** Start Records for the exercise **

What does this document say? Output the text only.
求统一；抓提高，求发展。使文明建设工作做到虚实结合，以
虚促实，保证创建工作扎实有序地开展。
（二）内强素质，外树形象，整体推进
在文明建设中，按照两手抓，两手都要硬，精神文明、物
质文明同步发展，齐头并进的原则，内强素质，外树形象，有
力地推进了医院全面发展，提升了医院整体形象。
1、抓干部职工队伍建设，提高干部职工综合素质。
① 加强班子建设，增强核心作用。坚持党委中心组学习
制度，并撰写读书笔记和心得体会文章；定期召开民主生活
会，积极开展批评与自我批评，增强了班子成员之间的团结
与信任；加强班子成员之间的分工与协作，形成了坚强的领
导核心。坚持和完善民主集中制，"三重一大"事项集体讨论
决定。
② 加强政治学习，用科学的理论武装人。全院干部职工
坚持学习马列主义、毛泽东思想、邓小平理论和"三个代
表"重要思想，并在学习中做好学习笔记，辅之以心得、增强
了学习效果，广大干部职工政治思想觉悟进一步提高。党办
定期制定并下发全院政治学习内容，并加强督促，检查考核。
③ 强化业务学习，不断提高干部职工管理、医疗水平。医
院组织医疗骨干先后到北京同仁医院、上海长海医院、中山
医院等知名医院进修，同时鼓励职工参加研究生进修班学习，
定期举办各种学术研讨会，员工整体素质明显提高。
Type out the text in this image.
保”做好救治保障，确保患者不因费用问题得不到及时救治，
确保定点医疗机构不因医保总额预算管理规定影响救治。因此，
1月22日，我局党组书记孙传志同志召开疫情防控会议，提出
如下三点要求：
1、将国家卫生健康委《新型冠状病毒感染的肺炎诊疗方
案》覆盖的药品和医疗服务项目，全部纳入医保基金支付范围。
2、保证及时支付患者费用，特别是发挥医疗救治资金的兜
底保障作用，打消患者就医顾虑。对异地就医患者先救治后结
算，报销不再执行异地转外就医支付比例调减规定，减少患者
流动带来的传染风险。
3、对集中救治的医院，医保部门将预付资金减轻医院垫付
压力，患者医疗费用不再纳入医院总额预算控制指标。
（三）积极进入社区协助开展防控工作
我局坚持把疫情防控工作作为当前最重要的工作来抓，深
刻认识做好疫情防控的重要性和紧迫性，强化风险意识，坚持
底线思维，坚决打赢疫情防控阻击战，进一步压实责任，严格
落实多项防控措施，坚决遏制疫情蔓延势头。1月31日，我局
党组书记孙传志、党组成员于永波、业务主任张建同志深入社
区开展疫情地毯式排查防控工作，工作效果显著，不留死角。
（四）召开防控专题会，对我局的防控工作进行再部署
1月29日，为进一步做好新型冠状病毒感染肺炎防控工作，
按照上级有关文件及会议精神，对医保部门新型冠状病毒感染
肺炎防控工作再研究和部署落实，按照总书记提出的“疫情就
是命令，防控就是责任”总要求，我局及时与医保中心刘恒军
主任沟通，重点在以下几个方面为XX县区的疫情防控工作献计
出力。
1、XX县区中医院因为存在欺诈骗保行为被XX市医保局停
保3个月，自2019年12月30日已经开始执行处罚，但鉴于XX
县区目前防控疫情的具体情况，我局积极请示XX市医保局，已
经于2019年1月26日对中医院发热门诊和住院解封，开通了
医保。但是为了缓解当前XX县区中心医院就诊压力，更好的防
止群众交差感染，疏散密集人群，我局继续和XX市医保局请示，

** End Records for the exercise **

Retype the records above exactly.

# Correct result:
What does this document say? Output the text only.
求统一；抓提高，求发展。使文明建设工作做到虚实结合，以
虚促实，保证创建工作扎实有序地开展。
（二）内强素质，外树形象，整体推进
在文明建设中，按照两手抓，两手都要硬，精神文明、物
质文明同步发展，齐头并进的原则，内强素质，外树形象，有
力地推进了医院全面发展，提升了医院整体形象。
1、抓干部职工队伍建设，提高干部职工综合素质。
① 加强班子建设，增强核心作用。坚持党委中心组学习
制度，并撰写读书笔记和心得体会文章；定期召开民主生活
会，积极开展批评与自我批评，增强了班子成员之间的团结
与信任；加强班子成员之间的分工与协作，形成了坚强的领
导核心。坚持和完善民主集中制，"三重一大"事项集体讨论
决定。
② 加强政治学习，用科学的理论武装人。全院干部职工
坚持学习马列主义、毛泽东思想、邓小平理论和"三个代
表"重要思想，并在学习中做好学习笔记，辅之以心得、增强
了学习效果，广大干部职工政治思想觉悟进一步提高。党办
定期制定并下发全院政治学习内容，并加强督促，检查考核。
③ 强化业务学习，不断提高干部职工管理、医疗水平。医
院组织医疗骨干先后到北京同仁医院、上海长海医院、中山
医院等知名医院进修，同时鼓励职工参加研究生进修班学习，
定期举办各种学术研讨会，员工整体素质明显提高。
Type out the text in this image.
保”做好救治保障，确保患者不因费用问题得不到及时救治，
确保定点医疗机构不因医保总额预算管理规定影响救治。因此，
1月22日，我局党组书记孙传志同志召开疫情防控会议，提出
如下三点要求：
1、将国家卫生健康委《新型冠状病毒感染的肺炎诊疗方
案》覆盖的药品和医疗服务项目，全部纳入医保基金支付范围。
2、保证及时支付患者费用，特别是发挥医疗救治资金的兜
底保障作用，打消患者就医顾虑。对异地就医患者先救治后结
算，报销不再执行异地转外就医支付比例调减规定，减少患者
流动带来的传染风险。
3、对集中救治的医院，医保部门将预付资金减轻医院垫付
压力，患者医疗费用不再纳入医院总额预算控制指标。
（三）积极进入社区协助开展防控工作
我局坚持把疫情防控工作作为当前最重要的工作来抓，深
刻认识做好疫情防控的重要性和紧迫性，强化风险意识，坚持
底线思维，坚决打赢疫情防控阻击战，进一步压实责任，严格
落实多项防控措施，坚决遏制疫情蔓延势头。1月31日，我局
党组书记孙传志、党组成员于永波、业务主任张建同志深入社
区开展疫情地毯式排查防控工作，工作效果显著，不留死角。
（四）召开防控专题会，对我局的防控工作进行再部署
1月29日，为进一步做好新型冠状病毒感染肺炎防控工作，
按照上级有关文件及会议精神，对医保部门新型冠状病毒感染
肺炎防控工作再研究和部署落实，按照总书记提出的“疫情就
是命令，防控就是责任”总要求，我局及时与医保中心刘恒军
主任沟通，重点在以下几个方面为XX县区的疫情防控工作献计
出力。
1、XX县区中医院因为存在欺诈骗保行为被XX市医保局停
保3个月，自2019年12月30日已经开始执行处罚，但鉴于XX
县区目前防控疫情的具体情况，我局积极请示XX市医保局，已
经于2019年1月26日对中医院发热门诊和住院解封，开通了
医保。但是为了缓解当前XX县区中心医院就诊压力，更好的防
止群众交差感染，疏散密集人群，我局继续和XX市医保局请示，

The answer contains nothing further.